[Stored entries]
^^^^^^^^
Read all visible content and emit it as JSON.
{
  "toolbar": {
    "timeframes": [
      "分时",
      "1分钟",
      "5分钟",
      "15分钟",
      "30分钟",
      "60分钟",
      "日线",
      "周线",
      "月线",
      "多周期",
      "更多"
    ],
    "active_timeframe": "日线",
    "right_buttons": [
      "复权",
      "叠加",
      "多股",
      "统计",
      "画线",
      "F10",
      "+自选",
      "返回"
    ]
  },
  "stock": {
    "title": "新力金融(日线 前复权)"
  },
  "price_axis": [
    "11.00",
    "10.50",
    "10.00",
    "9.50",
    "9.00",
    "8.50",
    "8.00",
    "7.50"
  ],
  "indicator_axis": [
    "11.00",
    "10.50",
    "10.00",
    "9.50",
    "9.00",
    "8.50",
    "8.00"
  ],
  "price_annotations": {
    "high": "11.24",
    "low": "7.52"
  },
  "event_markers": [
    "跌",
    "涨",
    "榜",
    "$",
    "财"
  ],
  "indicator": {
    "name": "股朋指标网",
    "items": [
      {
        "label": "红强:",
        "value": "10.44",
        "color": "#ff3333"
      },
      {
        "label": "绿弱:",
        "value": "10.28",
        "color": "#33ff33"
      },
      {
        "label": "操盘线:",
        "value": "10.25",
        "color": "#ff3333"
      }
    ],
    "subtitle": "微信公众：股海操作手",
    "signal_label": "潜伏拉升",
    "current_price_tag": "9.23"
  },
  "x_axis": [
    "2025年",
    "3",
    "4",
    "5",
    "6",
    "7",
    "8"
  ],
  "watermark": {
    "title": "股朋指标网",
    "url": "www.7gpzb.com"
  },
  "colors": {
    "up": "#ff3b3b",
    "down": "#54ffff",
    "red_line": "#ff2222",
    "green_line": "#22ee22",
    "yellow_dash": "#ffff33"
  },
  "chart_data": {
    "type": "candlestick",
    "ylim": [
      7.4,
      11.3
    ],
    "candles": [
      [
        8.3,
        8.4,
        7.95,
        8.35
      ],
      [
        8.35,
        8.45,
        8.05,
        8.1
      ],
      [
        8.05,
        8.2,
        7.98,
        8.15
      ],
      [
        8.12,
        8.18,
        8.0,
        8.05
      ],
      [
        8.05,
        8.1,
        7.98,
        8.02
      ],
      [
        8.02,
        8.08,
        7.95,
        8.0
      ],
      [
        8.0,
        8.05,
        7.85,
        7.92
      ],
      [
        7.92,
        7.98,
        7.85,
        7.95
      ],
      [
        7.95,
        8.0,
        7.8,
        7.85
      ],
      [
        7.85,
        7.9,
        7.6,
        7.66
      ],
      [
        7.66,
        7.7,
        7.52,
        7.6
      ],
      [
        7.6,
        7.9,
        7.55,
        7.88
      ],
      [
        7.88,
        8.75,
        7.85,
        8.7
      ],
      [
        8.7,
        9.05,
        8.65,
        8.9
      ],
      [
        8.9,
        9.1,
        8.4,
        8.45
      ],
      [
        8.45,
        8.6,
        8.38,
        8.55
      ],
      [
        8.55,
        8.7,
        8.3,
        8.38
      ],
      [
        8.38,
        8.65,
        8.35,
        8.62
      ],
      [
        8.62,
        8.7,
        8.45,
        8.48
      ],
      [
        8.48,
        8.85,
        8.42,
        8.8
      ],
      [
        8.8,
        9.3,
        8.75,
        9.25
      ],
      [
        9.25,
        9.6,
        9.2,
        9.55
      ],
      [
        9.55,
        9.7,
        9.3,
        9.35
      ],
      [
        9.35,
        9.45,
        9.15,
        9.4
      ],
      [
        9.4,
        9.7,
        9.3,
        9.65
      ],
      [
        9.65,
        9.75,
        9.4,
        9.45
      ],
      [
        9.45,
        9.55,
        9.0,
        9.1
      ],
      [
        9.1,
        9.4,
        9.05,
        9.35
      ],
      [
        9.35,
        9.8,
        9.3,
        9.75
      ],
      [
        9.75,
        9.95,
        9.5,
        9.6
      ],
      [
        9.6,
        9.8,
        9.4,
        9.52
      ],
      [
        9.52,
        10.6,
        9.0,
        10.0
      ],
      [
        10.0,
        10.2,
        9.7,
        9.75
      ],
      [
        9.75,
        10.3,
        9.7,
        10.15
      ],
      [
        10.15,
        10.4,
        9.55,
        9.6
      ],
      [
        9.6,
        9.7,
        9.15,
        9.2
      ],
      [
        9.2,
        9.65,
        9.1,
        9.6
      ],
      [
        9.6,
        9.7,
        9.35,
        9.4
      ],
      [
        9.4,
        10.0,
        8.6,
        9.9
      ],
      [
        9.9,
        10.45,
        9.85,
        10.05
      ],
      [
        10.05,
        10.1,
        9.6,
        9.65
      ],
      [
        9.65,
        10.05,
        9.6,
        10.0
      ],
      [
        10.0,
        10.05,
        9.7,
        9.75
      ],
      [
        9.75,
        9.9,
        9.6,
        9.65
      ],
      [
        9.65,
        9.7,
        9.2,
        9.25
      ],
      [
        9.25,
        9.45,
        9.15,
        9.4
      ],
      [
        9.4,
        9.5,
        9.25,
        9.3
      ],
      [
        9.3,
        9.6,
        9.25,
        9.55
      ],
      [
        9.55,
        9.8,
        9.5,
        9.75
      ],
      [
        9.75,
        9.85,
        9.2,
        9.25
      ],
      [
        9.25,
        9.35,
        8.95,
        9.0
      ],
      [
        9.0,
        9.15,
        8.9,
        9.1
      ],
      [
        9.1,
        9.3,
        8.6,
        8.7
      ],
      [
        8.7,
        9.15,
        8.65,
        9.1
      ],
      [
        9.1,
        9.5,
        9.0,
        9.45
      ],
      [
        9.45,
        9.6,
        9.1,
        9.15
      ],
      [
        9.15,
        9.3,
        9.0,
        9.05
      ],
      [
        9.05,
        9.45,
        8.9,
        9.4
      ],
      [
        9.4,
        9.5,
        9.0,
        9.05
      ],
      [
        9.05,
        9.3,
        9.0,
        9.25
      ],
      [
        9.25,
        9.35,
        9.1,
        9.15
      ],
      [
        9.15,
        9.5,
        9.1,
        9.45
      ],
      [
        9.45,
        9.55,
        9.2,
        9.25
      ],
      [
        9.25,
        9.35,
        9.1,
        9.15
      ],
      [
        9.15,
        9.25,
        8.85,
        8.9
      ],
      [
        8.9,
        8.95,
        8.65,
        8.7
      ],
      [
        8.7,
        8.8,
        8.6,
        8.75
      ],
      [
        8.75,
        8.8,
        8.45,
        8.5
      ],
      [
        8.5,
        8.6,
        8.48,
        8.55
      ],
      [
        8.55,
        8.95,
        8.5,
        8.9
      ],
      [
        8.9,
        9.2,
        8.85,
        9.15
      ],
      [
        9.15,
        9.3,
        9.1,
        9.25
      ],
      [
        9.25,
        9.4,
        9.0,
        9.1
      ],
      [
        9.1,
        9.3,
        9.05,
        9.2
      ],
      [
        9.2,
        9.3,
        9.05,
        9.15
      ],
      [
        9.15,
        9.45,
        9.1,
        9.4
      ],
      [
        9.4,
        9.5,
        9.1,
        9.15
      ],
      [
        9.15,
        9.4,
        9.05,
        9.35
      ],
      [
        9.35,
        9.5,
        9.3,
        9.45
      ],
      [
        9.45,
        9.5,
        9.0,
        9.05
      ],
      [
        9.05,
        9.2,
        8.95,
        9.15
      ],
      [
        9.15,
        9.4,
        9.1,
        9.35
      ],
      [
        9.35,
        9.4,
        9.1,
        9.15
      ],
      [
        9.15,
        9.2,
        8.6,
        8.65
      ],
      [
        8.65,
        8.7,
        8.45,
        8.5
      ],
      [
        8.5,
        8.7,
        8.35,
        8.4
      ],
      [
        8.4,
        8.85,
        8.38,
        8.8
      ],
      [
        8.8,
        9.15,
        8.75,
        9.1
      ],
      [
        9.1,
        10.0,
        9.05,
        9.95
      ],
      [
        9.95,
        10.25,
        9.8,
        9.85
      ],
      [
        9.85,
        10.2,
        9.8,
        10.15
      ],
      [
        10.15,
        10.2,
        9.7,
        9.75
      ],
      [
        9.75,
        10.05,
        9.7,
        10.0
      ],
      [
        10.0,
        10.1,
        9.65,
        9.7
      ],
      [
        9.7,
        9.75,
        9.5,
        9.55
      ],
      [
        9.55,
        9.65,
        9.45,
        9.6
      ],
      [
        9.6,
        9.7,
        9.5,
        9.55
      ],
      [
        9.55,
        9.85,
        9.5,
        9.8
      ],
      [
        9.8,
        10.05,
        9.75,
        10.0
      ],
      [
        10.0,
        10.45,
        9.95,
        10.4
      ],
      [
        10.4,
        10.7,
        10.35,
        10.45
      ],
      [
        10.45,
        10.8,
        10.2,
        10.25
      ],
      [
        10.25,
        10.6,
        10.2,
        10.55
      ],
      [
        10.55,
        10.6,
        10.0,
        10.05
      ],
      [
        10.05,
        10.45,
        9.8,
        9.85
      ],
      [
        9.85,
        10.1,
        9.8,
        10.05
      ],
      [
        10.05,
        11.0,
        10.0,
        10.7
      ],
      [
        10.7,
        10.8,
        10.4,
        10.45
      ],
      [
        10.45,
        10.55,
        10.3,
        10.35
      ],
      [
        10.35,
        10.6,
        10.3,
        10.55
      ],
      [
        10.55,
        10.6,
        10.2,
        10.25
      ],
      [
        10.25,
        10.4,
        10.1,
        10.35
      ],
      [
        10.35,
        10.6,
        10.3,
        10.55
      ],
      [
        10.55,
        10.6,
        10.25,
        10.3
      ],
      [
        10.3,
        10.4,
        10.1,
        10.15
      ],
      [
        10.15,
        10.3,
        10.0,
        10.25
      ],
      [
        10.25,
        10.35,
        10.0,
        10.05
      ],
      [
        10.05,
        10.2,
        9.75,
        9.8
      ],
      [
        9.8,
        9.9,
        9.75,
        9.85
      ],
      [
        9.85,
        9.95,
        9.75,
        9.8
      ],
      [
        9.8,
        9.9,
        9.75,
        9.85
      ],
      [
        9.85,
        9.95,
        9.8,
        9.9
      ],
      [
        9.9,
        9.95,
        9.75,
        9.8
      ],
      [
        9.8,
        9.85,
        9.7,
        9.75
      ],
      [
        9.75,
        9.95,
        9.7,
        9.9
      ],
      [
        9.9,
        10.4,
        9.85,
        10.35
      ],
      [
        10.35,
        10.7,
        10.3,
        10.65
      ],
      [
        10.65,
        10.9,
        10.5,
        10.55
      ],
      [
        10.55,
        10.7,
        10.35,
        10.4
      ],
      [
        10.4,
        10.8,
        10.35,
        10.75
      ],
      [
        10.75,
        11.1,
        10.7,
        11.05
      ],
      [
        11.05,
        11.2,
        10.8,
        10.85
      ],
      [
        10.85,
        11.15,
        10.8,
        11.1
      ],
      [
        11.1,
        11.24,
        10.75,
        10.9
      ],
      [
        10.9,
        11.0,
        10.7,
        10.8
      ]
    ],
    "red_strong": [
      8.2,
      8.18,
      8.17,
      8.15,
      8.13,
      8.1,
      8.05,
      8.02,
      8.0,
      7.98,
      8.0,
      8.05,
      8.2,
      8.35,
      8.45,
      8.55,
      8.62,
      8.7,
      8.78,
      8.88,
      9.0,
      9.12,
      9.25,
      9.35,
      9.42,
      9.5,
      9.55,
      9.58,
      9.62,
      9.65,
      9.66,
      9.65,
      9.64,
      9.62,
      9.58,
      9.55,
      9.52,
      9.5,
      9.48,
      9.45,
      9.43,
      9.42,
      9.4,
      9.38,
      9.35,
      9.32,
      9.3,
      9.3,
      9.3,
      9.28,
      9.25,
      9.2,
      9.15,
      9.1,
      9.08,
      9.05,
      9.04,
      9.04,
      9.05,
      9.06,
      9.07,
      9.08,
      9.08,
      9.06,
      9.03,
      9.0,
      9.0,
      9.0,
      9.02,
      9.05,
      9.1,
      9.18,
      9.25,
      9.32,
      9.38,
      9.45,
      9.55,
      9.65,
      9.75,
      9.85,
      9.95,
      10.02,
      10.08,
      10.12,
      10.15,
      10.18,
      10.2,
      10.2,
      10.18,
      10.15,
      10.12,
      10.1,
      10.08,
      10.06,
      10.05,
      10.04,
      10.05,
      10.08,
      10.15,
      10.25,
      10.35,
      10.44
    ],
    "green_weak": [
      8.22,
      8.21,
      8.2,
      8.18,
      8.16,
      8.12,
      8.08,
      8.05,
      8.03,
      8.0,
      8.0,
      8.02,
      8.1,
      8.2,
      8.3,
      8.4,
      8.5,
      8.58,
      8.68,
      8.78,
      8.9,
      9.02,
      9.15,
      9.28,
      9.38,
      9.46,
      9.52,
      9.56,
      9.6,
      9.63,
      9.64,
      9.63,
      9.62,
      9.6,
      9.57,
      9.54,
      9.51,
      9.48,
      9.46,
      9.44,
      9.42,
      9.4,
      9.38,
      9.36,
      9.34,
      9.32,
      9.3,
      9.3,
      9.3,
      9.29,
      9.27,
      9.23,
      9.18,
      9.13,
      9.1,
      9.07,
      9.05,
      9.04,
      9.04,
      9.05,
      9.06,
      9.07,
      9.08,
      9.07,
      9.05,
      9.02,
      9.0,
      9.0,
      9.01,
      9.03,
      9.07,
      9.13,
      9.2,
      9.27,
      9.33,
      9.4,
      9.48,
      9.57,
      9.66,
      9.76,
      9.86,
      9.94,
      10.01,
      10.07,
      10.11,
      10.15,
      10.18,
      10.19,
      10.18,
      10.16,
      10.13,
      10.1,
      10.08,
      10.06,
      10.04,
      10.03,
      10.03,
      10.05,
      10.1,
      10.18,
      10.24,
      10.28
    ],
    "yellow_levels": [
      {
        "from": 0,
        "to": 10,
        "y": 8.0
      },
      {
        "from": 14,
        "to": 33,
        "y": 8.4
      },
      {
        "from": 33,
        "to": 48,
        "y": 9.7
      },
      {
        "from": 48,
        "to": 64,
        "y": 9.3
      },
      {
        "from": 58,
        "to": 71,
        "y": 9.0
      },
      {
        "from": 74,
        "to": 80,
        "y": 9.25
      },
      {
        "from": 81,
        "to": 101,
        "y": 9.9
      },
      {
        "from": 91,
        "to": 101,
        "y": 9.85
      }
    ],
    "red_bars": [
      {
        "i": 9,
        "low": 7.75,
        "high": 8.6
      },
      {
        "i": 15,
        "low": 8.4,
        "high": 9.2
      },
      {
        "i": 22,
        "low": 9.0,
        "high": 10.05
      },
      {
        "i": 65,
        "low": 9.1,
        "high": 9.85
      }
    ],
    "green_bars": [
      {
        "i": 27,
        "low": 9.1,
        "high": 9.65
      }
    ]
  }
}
^^^^^^^^
**Given problem:** Select all lines with the word "high" from the entries above.

**Exercise output:**
    "high": "11.24",
        "high": 8.6
        "high": 9.2
        "high": 10.05
        "high": 9.85
        "high": 9.65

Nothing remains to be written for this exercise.